**Exercise instructions:**
In full and without alteration, repeat the material.
************
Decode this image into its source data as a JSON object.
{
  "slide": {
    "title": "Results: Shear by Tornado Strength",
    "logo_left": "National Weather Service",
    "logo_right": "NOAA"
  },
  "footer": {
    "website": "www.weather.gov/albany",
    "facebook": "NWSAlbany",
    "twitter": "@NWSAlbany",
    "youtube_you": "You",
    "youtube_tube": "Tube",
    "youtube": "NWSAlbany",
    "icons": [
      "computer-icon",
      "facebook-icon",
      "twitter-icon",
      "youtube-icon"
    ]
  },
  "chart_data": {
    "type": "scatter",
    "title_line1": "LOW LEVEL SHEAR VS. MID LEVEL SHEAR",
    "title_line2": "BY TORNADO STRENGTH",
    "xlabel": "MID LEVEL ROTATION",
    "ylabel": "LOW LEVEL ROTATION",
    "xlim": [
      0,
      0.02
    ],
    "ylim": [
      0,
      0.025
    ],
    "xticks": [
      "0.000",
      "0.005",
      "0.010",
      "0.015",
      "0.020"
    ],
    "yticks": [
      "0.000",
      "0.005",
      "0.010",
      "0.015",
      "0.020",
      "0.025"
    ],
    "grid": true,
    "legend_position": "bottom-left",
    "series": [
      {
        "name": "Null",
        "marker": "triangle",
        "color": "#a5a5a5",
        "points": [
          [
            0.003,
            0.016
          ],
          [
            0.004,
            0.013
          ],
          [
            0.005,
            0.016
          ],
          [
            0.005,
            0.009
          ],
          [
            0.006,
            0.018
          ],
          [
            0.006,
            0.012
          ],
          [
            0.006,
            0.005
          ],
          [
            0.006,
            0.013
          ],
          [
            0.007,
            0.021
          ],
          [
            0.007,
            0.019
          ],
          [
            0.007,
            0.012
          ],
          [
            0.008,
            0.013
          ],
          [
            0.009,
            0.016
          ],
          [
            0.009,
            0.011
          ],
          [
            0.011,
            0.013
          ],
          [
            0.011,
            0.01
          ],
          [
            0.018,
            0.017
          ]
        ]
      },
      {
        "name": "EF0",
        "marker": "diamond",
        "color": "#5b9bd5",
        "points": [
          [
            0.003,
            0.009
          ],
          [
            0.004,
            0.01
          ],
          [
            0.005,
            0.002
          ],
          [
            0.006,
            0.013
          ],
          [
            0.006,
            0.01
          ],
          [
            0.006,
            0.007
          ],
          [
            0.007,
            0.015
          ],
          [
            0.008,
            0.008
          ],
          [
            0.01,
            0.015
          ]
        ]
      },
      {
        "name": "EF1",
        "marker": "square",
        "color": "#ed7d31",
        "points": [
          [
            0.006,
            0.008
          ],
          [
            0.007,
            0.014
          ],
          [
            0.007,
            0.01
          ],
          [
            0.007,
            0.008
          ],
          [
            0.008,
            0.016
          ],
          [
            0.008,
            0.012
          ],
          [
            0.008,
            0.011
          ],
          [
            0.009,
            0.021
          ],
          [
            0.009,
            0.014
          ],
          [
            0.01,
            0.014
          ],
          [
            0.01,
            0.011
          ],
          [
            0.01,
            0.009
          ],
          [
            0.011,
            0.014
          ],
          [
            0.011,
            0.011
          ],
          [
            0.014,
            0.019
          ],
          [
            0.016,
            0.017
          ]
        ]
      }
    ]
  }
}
************
**Result of the task:**
Decode this image into its source data as a JSON object.
{
  "slide": {
    "title": "Results: Shear by Tornado Strength",
    "logo_left": "National Weather Service",
    "logo_right": "NOAA"
  },
  "footer": {
    "website": "www.weather.gov/albany",
    "facebook": "NWSAlbany",
    "twitter": "@NWSAlbany",
    "youtube_you": "You",
    "youtube_tube": "Tube",
    "youtube": "NWSAlbany",
    "icons": [
      "computer-icon",
      "facebook-icon",
      "twitter-icon",
      "youtube-icon"
    ]
  },
  "chart_data": {
    "type": "scatter",
    "title_line1": "LOW LEVEL SHEAR VS. MID LEVEL SHEAR",
    "title_line2": "BY TORNADO STRENGTH",
    "xlabel": "MID LEVEL ROTATION",
    "ylabel": "LOW LEVEL ROTATION",
    "xlim": [
      0,
      0.02
    ],
    "ylim": [
      0,
      0.025
    ],
    "xticks": [
      "0.000",
      "0.005",
      "0.010",
      "0.015",
      "0.020"
    ],
    "yticks": [
      "0.000",
      "0.005",
      "0.010",
      "0.015",
      "0.020",
      "0.025"
    ],
    "grid": true,
    "legend_position": "bottom-left",
    "series": [
      {
        "name": "Null",
        "marker": "triangle",
        "color": "#a5a5a5",
        "points": [
          [
            0.003,
            0.016
          ],
          [
            0.004,
            0.013
          ],
          [
            0.005,
            0.016
          ],
          [
            0.005,
            0.009
          ],
          [
            0.006,
            0.018
          ],
          [
            0.006,
            0.012
          ],
          [
            0.006,
            0.005
          ],
          [
            0.006,
            0.013
          ],
          [
            0.007,
            0.021
          ],
          [
            0.007,
            0.019
          ],
          [
            0.007,
            0.012
          ],
          [
            0.008,
            0.013
          ],
          [
            0.009,
            0.016
          ],
          [
            0.009,
            0.011
          ],
          [
            0.011,
            0.013
          ],
          [
            0.011,
            0.01
          ],
          [
            0.018,
            0.017
          ]
        ]
      },
      {
        "name": "EF0",
        "marker": "diamond",
        "color": "#5b9bd5",
        "points": [
          [
            0.003,
            0.009
          ],
          [
            0.004,
            0.01
          ],
          [
            0.005,
            0.002
          ],
          [
            0.006,
            0.013
          ],
          [
            0.006,
            0.01
          ],
          [
            0.006,
            0.007
          ],
          [
            0.007,
            0.015
          ],
          [
            0.008,
            0.008
          ],
          [
            0.01,
            0.015
          ]
        ]
      },
      {
        "name": "EF1",
        "marker": "square",
        "color": "#ed7d31",
        "points": [
          [
            0.006,
            0.008
          ],
          [
            0.007,
            0.014
          ],
          [
            0.007,
            0.01
          ],
          [
            0.007,
            0.008
          ],
          [
            0.008,
            0.016
          ],
          [
            0.008,
            0.012
          ],
          [
            0.008,
            0.011
          ],
          [
            0.009,
            0.021
          ],
          [
            0.009,
            0.014
          ],
          [
            0.01,
            0.014
          ],
          [
            0.01,
            0.011
          ],
          [
            0.01,
            0.009
          ],
          [
            0.011,
            0.014
          ],
          [
            0.011,
            0.011
          ],
          [
            0.014,
            0.019
          ],
          [
            0.016,
            0.017
          ]
        ]
      }
    ]
  }
}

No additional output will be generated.